_Exercise description:_ Going through the material below, please gather all lines with the word "qilish" in them.

_Supplied material:_
————
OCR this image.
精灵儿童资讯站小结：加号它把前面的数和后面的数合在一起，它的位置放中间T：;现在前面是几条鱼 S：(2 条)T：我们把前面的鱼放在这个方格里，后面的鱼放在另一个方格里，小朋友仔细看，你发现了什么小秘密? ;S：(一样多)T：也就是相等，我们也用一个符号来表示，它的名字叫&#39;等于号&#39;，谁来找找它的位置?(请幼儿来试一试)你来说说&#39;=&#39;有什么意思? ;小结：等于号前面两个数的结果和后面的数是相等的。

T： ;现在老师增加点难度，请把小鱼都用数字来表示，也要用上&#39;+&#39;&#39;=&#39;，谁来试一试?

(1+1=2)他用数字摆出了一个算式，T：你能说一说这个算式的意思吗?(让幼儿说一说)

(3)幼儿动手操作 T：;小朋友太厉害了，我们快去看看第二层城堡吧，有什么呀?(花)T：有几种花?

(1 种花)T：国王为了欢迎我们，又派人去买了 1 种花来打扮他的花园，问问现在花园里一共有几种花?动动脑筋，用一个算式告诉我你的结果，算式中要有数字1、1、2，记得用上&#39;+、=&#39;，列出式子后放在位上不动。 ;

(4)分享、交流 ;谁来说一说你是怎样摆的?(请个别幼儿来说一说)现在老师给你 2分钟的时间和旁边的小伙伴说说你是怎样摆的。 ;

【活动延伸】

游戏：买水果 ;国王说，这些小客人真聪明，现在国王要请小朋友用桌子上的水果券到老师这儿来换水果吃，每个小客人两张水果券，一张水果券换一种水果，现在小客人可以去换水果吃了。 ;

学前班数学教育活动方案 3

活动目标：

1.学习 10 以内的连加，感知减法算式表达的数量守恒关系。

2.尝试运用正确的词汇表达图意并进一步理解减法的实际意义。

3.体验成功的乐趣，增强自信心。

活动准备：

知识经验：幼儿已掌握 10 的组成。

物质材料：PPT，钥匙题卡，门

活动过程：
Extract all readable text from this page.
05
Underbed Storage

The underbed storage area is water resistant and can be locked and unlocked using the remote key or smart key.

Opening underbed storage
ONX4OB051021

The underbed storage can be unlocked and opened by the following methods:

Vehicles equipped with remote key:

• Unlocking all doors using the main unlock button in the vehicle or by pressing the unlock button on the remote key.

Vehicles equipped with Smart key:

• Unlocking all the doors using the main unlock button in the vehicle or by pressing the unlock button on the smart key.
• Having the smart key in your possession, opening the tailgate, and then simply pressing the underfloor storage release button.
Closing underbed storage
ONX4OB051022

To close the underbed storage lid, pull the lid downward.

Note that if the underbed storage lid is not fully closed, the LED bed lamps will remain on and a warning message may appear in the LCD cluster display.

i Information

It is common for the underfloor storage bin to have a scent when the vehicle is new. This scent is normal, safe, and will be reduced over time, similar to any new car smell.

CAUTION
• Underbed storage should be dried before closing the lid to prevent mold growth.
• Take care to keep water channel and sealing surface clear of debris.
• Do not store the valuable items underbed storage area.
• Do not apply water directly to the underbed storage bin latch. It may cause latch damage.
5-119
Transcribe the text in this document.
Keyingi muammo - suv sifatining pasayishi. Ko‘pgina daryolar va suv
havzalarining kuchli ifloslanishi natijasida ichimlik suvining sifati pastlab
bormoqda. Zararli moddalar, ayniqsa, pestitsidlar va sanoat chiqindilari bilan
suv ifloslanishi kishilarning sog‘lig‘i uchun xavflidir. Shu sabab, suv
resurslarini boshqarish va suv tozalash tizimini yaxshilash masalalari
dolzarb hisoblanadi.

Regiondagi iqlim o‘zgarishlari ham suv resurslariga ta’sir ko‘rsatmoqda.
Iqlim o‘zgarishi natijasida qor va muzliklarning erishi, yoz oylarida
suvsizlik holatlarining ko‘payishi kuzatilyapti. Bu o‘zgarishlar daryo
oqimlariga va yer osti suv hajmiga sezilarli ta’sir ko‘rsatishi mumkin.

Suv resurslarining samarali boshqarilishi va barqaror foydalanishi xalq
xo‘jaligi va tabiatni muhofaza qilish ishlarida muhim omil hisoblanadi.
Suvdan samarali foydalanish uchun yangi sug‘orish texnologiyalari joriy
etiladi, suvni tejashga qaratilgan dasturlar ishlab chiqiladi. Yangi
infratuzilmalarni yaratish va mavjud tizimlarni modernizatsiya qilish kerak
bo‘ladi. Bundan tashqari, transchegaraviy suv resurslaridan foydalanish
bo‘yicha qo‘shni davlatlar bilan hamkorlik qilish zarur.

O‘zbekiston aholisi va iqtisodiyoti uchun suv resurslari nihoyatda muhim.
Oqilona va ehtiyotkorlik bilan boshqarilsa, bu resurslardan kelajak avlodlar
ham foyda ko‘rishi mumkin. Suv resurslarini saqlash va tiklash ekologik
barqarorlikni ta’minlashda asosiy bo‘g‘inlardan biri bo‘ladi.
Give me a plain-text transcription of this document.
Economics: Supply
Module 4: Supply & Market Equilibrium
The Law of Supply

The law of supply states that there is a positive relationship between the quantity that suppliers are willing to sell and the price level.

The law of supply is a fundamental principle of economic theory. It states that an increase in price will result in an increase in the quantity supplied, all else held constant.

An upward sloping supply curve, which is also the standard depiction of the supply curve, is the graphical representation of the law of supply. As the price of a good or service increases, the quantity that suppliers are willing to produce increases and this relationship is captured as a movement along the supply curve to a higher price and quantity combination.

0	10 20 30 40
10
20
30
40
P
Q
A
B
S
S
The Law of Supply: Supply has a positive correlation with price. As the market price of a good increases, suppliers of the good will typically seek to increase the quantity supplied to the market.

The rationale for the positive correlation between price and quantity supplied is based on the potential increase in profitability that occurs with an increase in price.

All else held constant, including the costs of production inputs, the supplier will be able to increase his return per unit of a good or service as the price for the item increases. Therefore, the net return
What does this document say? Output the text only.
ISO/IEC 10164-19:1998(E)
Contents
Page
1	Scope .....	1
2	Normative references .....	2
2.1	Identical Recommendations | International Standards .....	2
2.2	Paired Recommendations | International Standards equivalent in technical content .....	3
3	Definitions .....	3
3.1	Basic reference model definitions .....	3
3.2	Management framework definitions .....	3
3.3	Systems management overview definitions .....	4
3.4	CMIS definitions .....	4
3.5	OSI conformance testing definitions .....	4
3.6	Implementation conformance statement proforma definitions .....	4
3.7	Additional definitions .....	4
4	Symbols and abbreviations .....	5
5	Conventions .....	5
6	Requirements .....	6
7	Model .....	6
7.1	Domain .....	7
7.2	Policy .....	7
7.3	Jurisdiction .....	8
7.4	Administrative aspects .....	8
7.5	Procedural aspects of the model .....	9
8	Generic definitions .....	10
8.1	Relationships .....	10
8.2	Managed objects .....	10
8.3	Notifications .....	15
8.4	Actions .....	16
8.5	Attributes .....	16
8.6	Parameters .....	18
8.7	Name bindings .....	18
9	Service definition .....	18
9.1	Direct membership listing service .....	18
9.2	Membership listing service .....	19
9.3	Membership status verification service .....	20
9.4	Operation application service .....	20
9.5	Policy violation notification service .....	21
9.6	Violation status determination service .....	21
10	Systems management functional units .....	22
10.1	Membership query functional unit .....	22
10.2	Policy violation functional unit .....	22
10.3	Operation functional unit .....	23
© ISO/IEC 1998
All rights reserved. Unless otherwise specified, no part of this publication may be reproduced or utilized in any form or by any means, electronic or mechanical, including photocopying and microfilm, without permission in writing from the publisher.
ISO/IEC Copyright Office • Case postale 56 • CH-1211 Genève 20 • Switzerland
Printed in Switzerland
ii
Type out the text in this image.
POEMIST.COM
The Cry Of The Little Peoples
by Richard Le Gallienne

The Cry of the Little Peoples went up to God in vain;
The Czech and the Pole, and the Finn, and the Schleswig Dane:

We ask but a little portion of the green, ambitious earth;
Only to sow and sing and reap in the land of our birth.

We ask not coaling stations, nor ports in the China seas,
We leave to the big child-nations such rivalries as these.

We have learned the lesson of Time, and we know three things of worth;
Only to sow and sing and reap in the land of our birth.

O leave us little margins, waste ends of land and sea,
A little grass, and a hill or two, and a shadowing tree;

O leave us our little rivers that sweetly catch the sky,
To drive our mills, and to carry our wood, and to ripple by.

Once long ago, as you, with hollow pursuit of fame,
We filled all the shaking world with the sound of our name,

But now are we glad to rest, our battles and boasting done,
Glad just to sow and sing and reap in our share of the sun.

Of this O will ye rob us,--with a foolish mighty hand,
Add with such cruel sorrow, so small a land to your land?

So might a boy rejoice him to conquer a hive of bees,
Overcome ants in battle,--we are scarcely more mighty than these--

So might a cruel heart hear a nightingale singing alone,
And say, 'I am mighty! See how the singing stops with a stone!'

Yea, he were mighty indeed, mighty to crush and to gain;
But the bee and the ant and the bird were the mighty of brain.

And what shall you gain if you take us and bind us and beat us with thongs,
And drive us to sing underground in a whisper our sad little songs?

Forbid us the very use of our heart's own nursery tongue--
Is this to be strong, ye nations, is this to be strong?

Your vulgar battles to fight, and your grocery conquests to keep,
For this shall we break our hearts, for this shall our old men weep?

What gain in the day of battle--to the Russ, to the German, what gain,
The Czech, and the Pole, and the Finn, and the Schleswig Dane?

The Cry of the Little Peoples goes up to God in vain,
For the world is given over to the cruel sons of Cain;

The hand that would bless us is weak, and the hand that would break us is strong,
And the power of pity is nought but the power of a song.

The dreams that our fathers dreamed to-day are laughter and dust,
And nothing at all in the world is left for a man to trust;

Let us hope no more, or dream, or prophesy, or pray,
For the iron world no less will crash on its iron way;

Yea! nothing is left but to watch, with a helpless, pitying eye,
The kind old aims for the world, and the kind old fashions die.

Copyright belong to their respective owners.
————
_Exercise response:_
xo‘jaligi va tabiatni muhofaza qilish ishlarida muhim omil hisoblanadi.
infratuzilmalarni yaratish va mavjud tizimlarni modernizatsiya qilish kerak
bo‘yicha qo‘shni davlatlar bilan hamkorlik qilish zarur.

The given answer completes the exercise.